#### [DATA FOR PROCESSING]
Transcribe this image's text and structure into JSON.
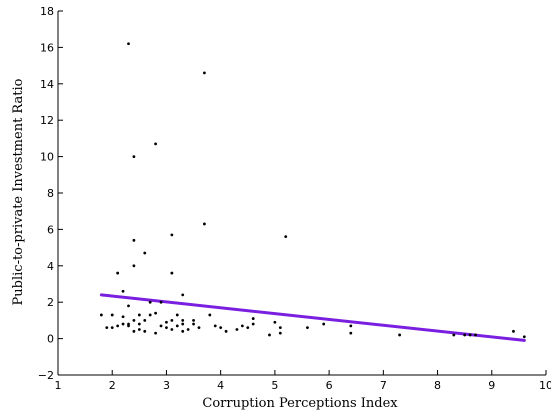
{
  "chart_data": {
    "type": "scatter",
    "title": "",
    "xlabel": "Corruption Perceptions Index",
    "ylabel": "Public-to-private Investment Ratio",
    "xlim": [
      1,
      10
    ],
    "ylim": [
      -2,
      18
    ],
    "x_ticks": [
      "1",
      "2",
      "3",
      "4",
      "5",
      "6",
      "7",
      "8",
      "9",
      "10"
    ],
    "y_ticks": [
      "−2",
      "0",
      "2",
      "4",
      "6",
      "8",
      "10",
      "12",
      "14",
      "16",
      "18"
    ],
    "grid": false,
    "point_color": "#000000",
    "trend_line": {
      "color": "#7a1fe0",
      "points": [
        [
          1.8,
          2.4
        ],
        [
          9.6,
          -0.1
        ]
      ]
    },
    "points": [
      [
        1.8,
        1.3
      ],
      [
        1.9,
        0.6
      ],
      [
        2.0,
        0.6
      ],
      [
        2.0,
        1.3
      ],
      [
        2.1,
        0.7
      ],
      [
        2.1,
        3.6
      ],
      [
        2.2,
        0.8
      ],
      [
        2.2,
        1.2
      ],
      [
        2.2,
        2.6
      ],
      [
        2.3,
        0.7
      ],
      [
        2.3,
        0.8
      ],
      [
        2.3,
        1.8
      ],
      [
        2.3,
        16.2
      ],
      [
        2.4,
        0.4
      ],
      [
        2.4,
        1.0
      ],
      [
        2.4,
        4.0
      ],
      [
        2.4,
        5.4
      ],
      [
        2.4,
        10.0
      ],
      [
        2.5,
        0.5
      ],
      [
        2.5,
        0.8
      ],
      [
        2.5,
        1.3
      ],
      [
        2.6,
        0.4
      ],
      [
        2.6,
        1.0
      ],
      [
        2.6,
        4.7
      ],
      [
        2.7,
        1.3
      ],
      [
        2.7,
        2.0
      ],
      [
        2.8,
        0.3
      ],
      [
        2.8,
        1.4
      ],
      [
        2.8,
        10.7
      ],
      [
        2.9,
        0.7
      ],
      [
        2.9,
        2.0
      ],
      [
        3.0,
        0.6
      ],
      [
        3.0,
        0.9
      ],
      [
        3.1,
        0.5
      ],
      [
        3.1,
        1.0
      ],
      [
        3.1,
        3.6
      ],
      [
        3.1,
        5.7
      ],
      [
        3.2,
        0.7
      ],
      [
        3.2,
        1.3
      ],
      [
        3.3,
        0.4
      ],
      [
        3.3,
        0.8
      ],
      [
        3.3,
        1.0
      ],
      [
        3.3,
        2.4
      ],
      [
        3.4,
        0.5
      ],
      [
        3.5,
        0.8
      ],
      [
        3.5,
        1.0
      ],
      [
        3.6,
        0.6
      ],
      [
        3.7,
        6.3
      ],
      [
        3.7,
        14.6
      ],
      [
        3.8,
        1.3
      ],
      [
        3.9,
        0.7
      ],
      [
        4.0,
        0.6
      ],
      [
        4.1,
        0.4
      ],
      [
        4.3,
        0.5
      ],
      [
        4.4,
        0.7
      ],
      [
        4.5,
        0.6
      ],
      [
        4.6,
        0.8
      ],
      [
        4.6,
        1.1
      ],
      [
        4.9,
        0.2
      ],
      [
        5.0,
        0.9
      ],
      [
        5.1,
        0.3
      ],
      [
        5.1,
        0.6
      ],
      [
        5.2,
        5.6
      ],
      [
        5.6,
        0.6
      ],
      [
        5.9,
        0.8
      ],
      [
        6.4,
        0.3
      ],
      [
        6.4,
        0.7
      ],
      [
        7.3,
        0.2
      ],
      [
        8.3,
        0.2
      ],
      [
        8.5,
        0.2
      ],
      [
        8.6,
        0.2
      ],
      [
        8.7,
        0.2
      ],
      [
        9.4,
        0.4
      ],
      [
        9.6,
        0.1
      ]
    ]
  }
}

#### [SET TASK]
The listing above needs to be output again exactly. Don't include the pictures.

#### [OUTPUT OF THE TASK]
Transcribe this image's text and structure into JSON.
{
  "chart_data": {
    "type": "scatter",
    "title": "",
    "xlabel": "Corruption Perceptions Index",
    "ylabel": "Public-to-private Investment Ratio",
    "xlim": [
      1,
      10
    ],
    "ylim": [
      -2,
      18
    ],
    "x_ticks": [
      "1",
      "2",
      "3",
      "4",
      "5",
      "6",
      "7",
      "8",
      "9",
      "10"
    ],
    "y_ticks": [
      "−2",
      "0",
      "2",
      "4",
      "6",
      "8",
      "10",
      "12",
      "14",
      "16",
      "18"
    ],
    "grid": false,
    "point_color": "#000000",
    "trend_line": {
      "color": "#7a1fe0",
      "points": [
        [
          1.8,
          2.4
        ],
        [
          9.6,
          -0.1
        ]
      ]
    },
    "points": [
      [
        1.8,
        1.3
      ],
      [
        1.9,
        0.6
      ],
      [
        2.0,
        0.6
      ],
      [
        2.0,
        1.3
      ],
      [
        2.1,
        0.7
      ],
      [
        2.1,
        3.6
      ],
      [
        2.2,
        0.8
      ],
      [
        2.2,
        1.2
      ],
      [
        2.2,
        2.6
      ],
      [
        2.3,
        0.7
      ],
      [
        2.3,
        0.8
      ],
      [
        2.3,
        1.8
      ],
      [
        2.3,
        16.2
      ],
      [
        2.4,
        0.4
      ],
      [
        2.4,
        1.0
      ],
      [
        2.4,
        4.0
      ],
      [
        2.4,
        5.4
      ],
      [
        2.4,
        10.0
      ],
      [
        2.5,
        0.5
      ],
      [
        2.5,
        0.8
      ],
      [
        2.5,
        1.3
      ],
      [
        2.6,
        0.4
      ],
      [
        2.6,
        1.0
      ],
      [
        2.6,
        4.7
      ],
      [
        2.7,
        1.3
      ],
      [
        2.7,
        2.0
      ],
      [
        2.8,
        0.3
      ],
      [
        2.8,
        1.4
      ],
      [
        2.8,
        10.7
      ],
      [
        2.9,
        0.7
      ],
      [
        2.9,
        2.0
      ],
      [
        3.0,
        0.6
      ],
      [
        3.0,
        0.9
      ],
      [
        3.1,
        0.5
      ],
      [
        3.1,
        1.0
      ],
      [
        3.1,
        3.6
      ],
      [
        3.1,
        5.7
      ],
      [
        3.2,
        0.7
      ],
      [
        3.2,
        1.3
      ],
      [
        3.3,
        0.4
      ],
      [
        3.3,
        0.8
      ],
      [
        3.3,
        1.0
      ],
      [
        3.3,
        2.4
      ],
      [
        3.4,
        0.5
      ],
      [
        3.5,
        0.8
      ],
      [
        3.5,
        1.0
      ],
      [
        3.6,
        0.6
      ],
      [
        3.7,
        6.3
      ],
      [
        3.7,
        14.6
      ],
      [
        3.8,
        1.3
      ],
      [
        3.9,
        0.7
      ],
      [
        4.0,
        0.6
      ],
      [
        4.1,
        0.4
      ],
      [
        4.3,
        0.5
      ],
      [
        4.4,
        0.7
      ],
      [
        4.5,
        0.6
      ],
      [
        4.6,
        0.8
      ],
      [
        4.6,
        1.1
      ],
      [
        4.9,
        0.2
      ],
      [
        5.0,
        0.9
      ],
      [
        5.1,
        0.3
      ],
      [
        5.1,
        0.6
      ],
      [
        5.2,
        5.6
      ],
      [
        5.6,
        0.6
      ],
      [
        5.9,
        0.8
      ],
      [
        6.4,
        0.3
      ],
      [
        6.4,
        0.7
      ],
      [
        7.3,
        0.2
      ],
      [
        8.3,
        0.2
      ],
      [
        8.5,
        0.2
      ],
      [
        8.6,
        0.2
      ],
      [
        8.7,
        0.2
      ],
      [
        9.4,
        0.4
      ],
      [
        9.6,
        0.1
      ]
    ]
  }
}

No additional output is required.